● **Written exercise**
Type out the material below exactly.

## Start

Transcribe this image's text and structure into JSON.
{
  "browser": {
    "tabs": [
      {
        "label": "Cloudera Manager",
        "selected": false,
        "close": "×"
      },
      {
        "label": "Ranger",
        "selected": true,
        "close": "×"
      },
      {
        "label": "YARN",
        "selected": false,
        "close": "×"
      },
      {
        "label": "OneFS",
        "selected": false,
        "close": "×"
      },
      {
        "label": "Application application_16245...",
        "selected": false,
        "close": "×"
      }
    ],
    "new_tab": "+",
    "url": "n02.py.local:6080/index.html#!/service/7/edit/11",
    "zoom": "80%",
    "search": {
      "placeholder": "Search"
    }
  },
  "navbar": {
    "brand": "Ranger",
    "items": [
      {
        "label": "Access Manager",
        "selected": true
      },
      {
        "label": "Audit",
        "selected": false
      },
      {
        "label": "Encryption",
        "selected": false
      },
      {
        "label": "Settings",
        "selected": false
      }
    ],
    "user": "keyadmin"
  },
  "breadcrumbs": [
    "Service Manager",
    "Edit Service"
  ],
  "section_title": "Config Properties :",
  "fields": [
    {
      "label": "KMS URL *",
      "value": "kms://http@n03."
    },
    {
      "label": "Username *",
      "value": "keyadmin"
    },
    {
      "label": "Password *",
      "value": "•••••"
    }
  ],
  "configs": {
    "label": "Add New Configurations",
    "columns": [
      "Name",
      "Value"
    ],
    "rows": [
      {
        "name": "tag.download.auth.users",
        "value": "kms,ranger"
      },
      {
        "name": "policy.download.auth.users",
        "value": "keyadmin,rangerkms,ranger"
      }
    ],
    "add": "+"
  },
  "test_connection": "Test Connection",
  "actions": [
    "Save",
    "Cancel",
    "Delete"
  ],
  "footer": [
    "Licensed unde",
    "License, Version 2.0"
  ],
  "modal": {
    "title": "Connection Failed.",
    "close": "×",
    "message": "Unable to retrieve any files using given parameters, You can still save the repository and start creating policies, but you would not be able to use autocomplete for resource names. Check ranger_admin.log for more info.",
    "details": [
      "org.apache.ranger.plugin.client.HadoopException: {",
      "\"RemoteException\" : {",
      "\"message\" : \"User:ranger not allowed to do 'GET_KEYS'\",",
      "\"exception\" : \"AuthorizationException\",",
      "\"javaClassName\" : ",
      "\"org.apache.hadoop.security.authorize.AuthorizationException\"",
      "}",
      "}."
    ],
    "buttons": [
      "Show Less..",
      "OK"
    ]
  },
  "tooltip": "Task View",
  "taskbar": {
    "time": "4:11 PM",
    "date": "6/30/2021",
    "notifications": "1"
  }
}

## End

● **Full solution**
Transcribe this image's text and structure into JSON.
{
  "browser": {
    "tabs": [
      {
        "label": "Cloudera Manager",
        "selected": false,
        "close": "×"
      },
      {
        "label": "Ranger",
        "selected": true,
        "close": "×"
      },
      {
        "label": "YARN",
        "selected": false,
        "close": "×"
      },
      {
        "label": "OneFS",
        "selected": false,
        "close": "×"
      },
      {
        "label": "Application application_16245...",
        "selected": false,
        "close": "×"
      }
    ],
    "new_tab": "+",
    "url": "n02.py.local:6080/index.html#!/service/7/edit/11",
    "zoom": "80%",
    "search": {
      "placeholder": "Search"
    }
  },
  "navbar": {
    "brand": "Ranger",
    "items": [
      {
        "label": "Access Manager",
        "selected": true
      },
      {
        "label": "Audit",
        "selected": false
      },
      {
        "label": "Encryption",
        "selected": false
      },
      {
        "label": "Settings",
        "selected": false
      }
    ],
    "user": "keyadmin"
  },
  "breadcrumbs": [
    "Service Manager",
    "Edit Service"
  ],
  "section_title": "Config Properties :",
  "fields": [
    {
      "label": "KMS URL *",
      "value": "kms://http@n03."
    },
    {
      "label": "Username *",
      "value": "keyadmin"
    },
    {
      "label": "Password *",
      "value": "•••••"
    }
  ],
  "configs": {
    "label": "Add New Configurations",
    "columns": [
      "Name",
      "Value"
    ],
    "rows": [
      {
        "name": "tag.download.auth.users",
        "value": "kms,ranger"
      },
      {
        "name": "policy.download.auth.users",
        "value": "keyadmin,rangerkms,ranger"
      }
    ],
    "add": "+"
  },
  "test_connection": "Test Connection",
  "actions": [
    "Save",
    "Cancel",
    "Delete"
  ],
  "footer": [
    "Licensed unde",
    "License, Version 2.0"
  ],
  "modal": {
    "title": "Connection Failed.",
    "close": "×",
    "message": "Unable to retrieve any files using given parameters, You can still save the repository and start creating policies, but you would not be able to use autocomplete for resource names. Check ranger_admin.log for more info.",
    "details": [
      "org.apache.ranger.plugin.client.HadoopException: {",
      "\"RemoteException\" : {",
      "\"message\" : \"User:ranger not allowed to do 'GET_KEYS'\",",
      "\"exception\" : \"AuthorizationException\",",
      "\"javaClassName\" : ",
      "\"org.apache.hadoop.security.authorize.AuthorizationException\"",
      "}",
      "}."
    ],
    "buttons": [
      "Show Less..",
      "OK"
    ]
  },
  "tooltip": "Task View",
  "taskbar": {
    "time": "4:11 PM",
    "date": "6/30/2021",
    "notifications": "1"
  }
}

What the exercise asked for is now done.